Copy all of the records below verbatim.

Data excerpts:
_____

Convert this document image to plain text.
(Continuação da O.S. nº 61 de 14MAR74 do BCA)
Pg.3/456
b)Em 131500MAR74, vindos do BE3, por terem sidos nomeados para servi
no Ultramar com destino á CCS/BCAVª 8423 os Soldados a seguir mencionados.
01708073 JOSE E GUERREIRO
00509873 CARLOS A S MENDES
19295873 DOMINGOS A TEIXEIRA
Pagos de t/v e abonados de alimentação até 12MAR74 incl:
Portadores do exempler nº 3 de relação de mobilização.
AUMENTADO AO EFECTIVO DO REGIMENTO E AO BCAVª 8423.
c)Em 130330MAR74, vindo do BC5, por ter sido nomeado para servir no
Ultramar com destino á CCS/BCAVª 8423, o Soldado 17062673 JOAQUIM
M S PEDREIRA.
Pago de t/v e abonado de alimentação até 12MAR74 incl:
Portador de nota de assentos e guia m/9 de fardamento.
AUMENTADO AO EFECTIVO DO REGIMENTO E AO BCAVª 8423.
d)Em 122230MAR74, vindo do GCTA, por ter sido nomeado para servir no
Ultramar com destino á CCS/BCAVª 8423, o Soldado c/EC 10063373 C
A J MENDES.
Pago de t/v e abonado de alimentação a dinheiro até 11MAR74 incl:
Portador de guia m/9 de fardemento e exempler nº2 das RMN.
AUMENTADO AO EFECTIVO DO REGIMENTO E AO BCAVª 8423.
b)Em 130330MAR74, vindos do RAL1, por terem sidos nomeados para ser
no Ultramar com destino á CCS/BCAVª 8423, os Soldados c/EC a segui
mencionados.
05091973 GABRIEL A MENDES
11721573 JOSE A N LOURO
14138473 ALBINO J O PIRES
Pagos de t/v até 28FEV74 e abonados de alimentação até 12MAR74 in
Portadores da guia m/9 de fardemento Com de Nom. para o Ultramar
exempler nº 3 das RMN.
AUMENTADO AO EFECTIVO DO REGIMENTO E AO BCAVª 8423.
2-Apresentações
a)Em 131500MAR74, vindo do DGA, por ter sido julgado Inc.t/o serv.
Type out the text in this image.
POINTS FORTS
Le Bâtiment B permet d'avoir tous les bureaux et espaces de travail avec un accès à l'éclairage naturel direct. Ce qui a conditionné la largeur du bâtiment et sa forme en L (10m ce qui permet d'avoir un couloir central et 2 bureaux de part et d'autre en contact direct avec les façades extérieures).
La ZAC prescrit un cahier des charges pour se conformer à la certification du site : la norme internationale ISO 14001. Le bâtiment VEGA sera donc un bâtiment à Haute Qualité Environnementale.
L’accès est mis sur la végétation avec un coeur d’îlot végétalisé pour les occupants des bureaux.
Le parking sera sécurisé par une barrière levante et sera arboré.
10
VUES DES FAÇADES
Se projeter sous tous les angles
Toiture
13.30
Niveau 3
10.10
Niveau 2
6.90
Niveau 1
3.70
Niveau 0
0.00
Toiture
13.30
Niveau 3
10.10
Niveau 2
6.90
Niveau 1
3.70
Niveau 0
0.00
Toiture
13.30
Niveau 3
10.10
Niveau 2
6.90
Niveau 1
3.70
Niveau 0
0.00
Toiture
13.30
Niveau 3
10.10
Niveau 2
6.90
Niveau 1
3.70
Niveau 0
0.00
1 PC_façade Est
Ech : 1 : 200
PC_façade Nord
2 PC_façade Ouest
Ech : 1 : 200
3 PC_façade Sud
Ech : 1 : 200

_____

▶ _Completed task_
Convert this document image to plain text.
(Continuação da O.S. nº 61 de 14MAR74 do BCA)
Pg.3/456
b)Em 131500MAR74, vindos do BE3, por terem sidos nomeados para servi
no Ultramar com destino á CCS/BCAVª 8423 os Soldados a seguir mencionados.
01708073 JOSE E GUERREIRO
00509873 CARLOS A S MENDES
19295873 DOMINGOS A TEIXEIRA
Pagos de t/v e abonados de alimentação até 12MAR74 incl:
Portadores do exempler nº 3 de relação de mobilização.
AUMENTADO AO EFECTIVO DO REGIMENTO E AO BCAVª 8423.
c)Em 130330MAR74, vindo do BC5, por ter sido nomeado para servir no
Ultramar com destino á CCS/BCAVª 8423, o Soldado 17062673 JOAQUIM
M S PEDREIRA.
Pago de t/v e abonado de alimentação até 12MAR74 incl:
Portador de nota de assentos e guia m/9 de fardamento.
AUMENTADO AO EFECTIVO DO REGIMENTO E AO BCAVª 8423.
d)Em 122230MAR74, vindo do GCTA, por ter sido nomeado para servir no
Ultramar com destino á CCS/BCAVª 8423, o Soldado c/EC 10063373 C
A J MENDES.
Pago de t/v e abonado de alimentação a dinheiro até 11MAR74 incl:
Portador de guia m/9 de fardemento e exempler nº2 das RMN.
AUMENTADO AO EFECTIVO DO REGIMENTO E AO BCAVª 8423.
b)Em 130330MAR74, vindos do RAL1, por terem sidos nomeados para ser
no Ultramar com destino á CCS/BCAVª 8423, os Soldados c/EC a segui
mencionados.
05091973 GABRIEL A MENDES
11721573 JOSE A N LOURO
14138473 ALBINO J O PIRES
Pagos de t/v até 28FEV74 e abonados de alimentação até 12MAR74 in
Portadores da guia m/9 de fardemento Com de Nom. para o Ultramar
exempler nº 3 das RMN.
AUMENTADO AO EFECTIVO DO REGIMENTO E AO BCAVª 8423.
2-Apresentações
a)Em 131500MAR74, vindo do DGA, por ter sido julgado Inc.t/o serv.
Type out the text in this image.
POINTS FORTS
Le Bâtiment B permet d'avoir tous les bureaux et espaces de travail avec un accès à l'éclairage naturel direct. Ce qui a conditionné la largeur du bâtiment et sa forme en L (10m ce qui permet d'avoir un couloir central et 2 bureaux de part et d'autre en contact direct avec les façades extérieures).
La ZAC prescrit un cahier des charges pour se conformer à la certification du site : la norme internationale ISO 14001. Le bâtiment VEGA sera donc un bâtiment à Haute Qualité Environnementale.
L’accès est mis sur la végétation avec un coeur d’îlot végétalisé pour les occupants des bureaux.
Le parking sera sécurisé par une barrière levante et sera arboré.
10
VUES DES FAÇADES
Se projeter sous tous les angles
Toiture
13.30
Niveau 3
10.10
Niveau 2
6.90
Niveau 1
3.70
Niveau 0
0.00
Toiture
13.30
Niveau 3
10.10
Niveau 2
6.90
Niveau 1
3.70
Niveau 0
0.00
Toiture
13.30
Niveau 3
10.10
Niveau 2
6.90
Niveau 1
3.70
Niveau 0
0.00
Toiture
13.30
Niveau 3
10.10
Niveau 2
6.90
Niveau 1
3.70
Niveau 0
0.00
1 PC_façade Est
Ech : 1 : 200
PC_façade Nord
2 PC_façade Ouest
Ech : 1 : 200
3 PC_façade Sud
Ech : 1 : 200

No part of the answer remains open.